**GOAL:**
Below are some entries; can you quote all of them exactly?
'''
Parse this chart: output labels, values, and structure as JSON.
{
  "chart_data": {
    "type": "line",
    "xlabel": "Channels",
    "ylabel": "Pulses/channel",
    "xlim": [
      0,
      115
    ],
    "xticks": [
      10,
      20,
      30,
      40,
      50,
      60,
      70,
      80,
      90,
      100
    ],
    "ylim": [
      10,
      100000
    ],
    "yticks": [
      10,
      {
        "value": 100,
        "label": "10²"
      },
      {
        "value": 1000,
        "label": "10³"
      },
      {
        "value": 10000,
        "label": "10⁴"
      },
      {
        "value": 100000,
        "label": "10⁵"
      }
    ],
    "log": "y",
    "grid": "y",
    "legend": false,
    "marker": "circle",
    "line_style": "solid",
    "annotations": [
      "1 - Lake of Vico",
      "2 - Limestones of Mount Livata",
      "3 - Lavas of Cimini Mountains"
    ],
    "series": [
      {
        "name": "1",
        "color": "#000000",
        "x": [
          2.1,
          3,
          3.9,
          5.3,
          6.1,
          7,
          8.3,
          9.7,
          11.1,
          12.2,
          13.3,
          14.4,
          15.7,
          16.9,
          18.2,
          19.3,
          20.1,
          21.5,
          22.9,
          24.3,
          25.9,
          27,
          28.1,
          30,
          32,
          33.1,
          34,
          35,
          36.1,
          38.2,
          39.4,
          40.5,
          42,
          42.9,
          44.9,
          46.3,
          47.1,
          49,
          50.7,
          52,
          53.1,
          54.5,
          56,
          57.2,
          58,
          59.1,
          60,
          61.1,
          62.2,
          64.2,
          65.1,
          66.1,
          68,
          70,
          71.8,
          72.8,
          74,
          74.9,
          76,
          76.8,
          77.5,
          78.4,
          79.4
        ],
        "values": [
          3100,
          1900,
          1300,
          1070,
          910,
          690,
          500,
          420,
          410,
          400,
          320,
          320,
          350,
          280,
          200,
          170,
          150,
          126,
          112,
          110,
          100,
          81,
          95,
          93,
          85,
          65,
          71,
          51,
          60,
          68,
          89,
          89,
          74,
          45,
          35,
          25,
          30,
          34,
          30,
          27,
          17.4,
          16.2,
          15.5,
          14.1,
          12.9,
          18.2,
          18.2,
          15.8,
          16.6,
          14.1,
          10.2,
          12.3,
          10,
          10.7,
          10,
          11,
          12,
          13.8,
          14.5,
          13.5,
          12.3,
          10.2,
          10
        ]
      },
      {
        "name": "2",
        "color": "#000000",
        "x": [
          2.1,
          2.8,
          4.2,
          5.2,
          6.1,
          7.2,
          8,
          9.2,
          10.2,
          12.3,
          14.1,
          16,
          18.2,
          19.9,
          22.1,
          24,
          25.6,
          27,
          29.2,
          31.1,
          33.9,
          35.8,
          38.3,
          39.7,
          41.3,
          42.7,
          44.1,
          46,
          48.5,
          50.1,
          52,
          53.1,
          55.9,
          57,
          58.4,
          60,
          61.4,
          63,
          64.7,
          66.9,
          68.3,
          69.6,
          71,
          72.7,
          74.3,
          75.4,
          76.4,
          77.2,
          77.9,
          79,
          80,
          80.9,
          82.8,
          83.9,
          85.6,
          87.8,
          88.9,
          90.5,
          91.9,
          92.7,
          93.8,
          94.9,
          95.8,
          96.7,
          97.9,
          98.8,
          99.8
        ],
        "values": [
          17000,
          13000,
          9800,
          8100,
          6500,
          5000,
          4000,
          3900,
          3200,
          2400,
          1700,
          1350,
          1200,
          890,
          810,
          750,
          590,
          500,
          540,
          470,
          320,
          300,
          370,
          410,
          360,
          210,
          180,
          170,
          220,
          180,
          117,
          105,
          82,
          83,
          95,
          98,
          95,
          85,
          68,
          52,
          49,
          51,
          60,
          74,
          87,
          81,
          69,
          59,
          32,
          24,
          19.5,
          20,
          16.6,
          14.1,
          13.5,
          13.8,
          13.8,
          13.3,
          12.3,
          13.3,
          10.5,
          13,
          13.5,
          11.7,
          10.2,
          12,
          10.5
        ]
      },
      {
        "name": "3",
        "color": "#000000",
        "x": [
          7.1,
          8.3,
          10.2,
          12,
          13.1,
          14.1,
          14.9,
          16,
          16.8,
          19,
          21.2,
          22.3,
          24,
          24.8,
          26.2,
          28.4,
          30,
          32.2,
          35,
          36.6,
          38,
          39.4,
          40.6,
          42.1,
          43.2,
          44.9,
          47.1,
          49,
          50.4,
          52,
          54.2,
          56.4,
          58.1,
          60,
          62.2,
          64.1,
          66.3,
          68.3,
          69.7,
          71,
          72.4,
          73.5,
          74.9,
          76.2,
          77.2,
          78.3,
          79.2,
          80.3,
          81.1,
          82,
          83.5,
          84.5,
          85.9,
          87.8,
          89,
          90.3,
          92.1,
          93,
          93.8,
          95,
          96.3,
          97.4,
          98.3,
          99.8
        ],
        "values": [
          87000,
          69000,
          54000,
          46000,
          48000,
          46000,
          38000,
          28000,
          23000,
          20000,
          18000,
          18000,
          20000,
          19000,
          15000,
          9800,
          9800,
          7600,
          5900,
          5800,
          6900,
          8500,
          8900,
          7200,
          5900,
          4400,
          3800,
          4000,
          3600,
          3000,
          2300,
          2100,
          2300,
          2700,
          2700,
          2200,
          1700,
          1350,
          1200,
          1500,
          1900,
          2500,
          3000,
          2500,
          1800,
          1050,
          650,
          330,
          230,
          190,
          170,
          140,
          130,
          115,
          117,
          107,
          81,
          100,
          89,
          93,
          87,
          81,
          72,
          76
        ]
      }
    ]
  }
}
'''
**IN RESPONSE:**
Parse this chart: output labels, values, and structure as JSON.
{
  "chart_data": {
    "type": "line",
    "xlabel": "Channels",
    "ylabel": "Pulses/channel",
    "xlim": [
      0,
      115
    ],
    "xticks": [
      10,
      20,
      30,
      40,
      50,
      60,
      70,
      80,
      90,
      100
    ],
    "ylim": [
      10,
      100000
    ],
    "yticks": [
      10,
      {
        "value": 100,
        "label": "10²"
      },
      {
        "value": 1000,
        "label": "10³"
      },
      {
        "value": 10000,
        "label": "10⁴"
      },
      {
        "value": 100000,
        "label": "10⁵"
      }
    ],
    "log": "y",
    "grid": "y",
    "legend": false,
    "marker": "circle",
    "line_style": "solid",
    "annotations": [
      "1 - Lake of Vico",
      "2 - Limestones of Mount Livata",
      "3 - Lavas of Cimini Mountains"
    ],
    "series": [
      {
        "name": "1",
        "color": "#000000",
        "x": [
          2.1,
          3,
          3.9,
          5.3,
          6.1,
          7,
          8.3,
          9.7,
          11.1,
          12.2,
          13.3,
          14.4,
          15.7,
          16.9,
          18.2,
          19.3,
          20.1,
          21.5,
          22.9,
          24.3,
          25.9,
          27,
          28.1,
          30,
          32,
          33.1,
          34,
          35,
          36.1,
          38.2,
          39.4,
          40.5,
          42,
          42.9,
          44.9,
          46.3,
          47.1,
          49,
          50.7,
          52,
          53.1,
          54.5,
          56,
          57.2,
          58,
          59.1,
          60,
          61.1,
          62.2,
          64.2,
          65.1,
          66.1,
          68,
          70,
          71.8,
          72.8,
          74,
          74.9,
          76,
          76.8,
          77.5,
          78.4,
          79.4
        ],
        "values": [
          3100,
          1900,
          1300,
          1070,
          910,
          690,
          500,
          420,
          410,
          400,
          320,
          320,
          350,
          280,
          200,
          170,
          150,
          126,
          112,
          110,
          100,
          81,
          95,
          93,
          85,
          65,
          71,
          51,
          60,
          68,
          89,
          89,
          74,
          45,
          35,
          25,
          30,
          34,
          30,
          27,
          17.4,
          16.2,
          15.5,
          14.1,
          12.9,
          18.2,
          18.2,
          15.8,
          16.6,
          14.1,
          10.2,
          12.3,
          10,
          10.7,
          10,
          11,
          12,
          13.8,
          14.5,
          13.5,
          12.3,
          10.2,
          10
        ]
      },
      {
        "name": "2",
        "color": "#000000",
        "x": [
          2.1,
          2.8,
          4.2,
          5.2,
          6.1,
          7.2,
          8,
          9.2,
          10.2,
          12.3,
          14.1,
          16,
          18.2,
          19.9,
          22.1,
          24,
          25.6,
          27,
          29.2,
          31.1,
          33.9,
          35.8,
          38.3,
          39.7,
          41.3,
          42.7,
          44.1,
          46,
          48.5,
          50.1,
          52,
          53.1,
          55.9,
          57,
          58.4,
          60,
          61.4,
          63,
          64.7,
          66.9,
          68.3,
          69.6,
          71,
          72.7,
          74.3,
          75.4,
          76.4,
          77.2,
          77.9,
          79,
          80,
          80.9,
          82.8,
          83.9,
          85.6,
          87.8,
          88.9,
          90.5,
          91.9,
          92.7,
          93.8,
          94.9,
          95.8,
          96.7,
          97.9,
          98.8,
          99.8
        ],
        "values": [
          17000,
          13000,
          9800,
          8100,
          6500,
          5000,
          4000,
          3900,
          3200,
          2400,
          1700,
          1350,
          1200,
          890,
          810,
          750,
          590,
          500,
          540,
          470,
          320,
          300,
          370,
          410,
          360,
          210,
          180,
          170,
          220,
          180,
          117,
          105,
          82,
          83,
          95,
          98,
          95,
          85,
          68,
          52,
          49,
          51,
          60,
          74,
          87,
          81,
          69,
          59,
          32,
          24,
          19.5,
          20,
          16.6,
          14.1,
          13.5,
          13.8,
          13.8,
          13.3,
          12.3,
          13.3,
          10.5,
          13,
          13.5,
          11.7,
          10.2,
          12,
          10.5
        ]
      },
      {
        "name": "3",
        "color": "#000000",
        "x": [
          7.1,
          8.3,
          10.2,
          12,
          13.1,
          14.1,
          14.9,
          16,
          16.8,
          19,
          21.2,
          22.3,
          24,
          24.8,
          26.2,
          28.4,
          30,
          32.2,
          35,
          36.6,
          38,
          39.4,
          40.6,
          42.1,
          43.2,
          44.9,
          47.1,
          49,
          50.4,
          52,
          54.2,
          56.4,
          58.1,
          60,
          62.2,
          64.1,
          66.3,
          68.3,
          69.7,
          71,
          72.4,
          73.5,
          74.9,
          76.2,
          77.2,
          78.3,
          79.2,
          80.3,
          81.1,
          82,
          83.5,
          84.5,
          85.9,
          87.8,
          89,
          90.3,
          92.1,
          93,
          93.8,
          95,
          96.3,
          97.4,
          98.3,
          99.8
        ],
        "values": [
          87000,
          69000,
          54000,
          46000,
          48000,
          46000,
          38000,
          28000,
          23000,
          20000,
          18000,
          18000,
          20000,
          19000,
          15000,
          9800,
          9800,
          7600,
          5900,
          5800,
          6900,
          8500,
          8900,
          7200,
          5900,
          4400,
          3800,
          4000,
          3600,
          3000,
          2300,
          2100,
          2300,
          2700,
          2700,
          2200,
          1700,
          1350,
          1200,
          1500,
          1900,
          2500,
          3000,
          2500,
          1800,
          1050,
          650,
          330,
          230,
          190,
          170,
          140,
          130,
          115,
          117,
          107,
          81,
          100,
          89,
          93,
          87,
          81,
          72,
          76
        ]
      }
    ]
  }
}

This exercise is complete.